■ **Directions**: Select lines where the word "color" appears.

_ _ _ _ _ _ _

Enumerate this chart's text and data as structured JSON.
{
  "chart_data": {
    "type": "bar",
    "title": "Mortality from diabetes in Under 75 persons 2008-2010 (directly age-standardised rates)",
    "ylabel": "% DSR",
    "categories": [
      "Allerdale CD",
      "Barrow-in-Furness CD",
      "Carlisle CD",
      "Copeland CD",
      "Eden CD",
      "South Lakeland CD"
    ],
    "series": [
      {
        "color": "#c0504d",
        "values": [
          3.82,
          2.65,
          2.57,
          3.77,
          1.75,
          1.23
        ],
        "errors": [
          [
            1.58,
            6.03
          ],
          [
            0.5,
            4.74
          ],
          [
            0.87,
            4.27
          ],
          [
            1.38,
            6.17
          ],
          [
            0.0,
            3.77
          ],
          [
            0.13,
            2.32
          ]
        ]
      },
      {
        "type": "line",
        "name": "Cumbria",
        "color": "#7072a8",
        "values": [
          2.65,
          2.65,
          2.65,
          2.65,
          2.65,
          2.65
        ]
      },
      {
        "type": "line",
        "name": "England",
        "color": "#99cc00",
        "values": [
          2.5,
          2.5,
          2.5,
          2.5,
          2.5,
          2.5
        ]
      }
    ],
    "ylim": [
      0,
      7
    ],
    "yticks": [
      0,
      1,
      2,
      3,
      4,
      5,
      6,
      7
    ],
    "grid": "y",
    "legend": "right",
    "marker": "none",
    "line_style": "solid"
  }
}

_ _ _ _ _ _ _

■ **Expected output**:
        "color": "#c0504d",
        "color": "#7072a8",
        "color": "#99cc00",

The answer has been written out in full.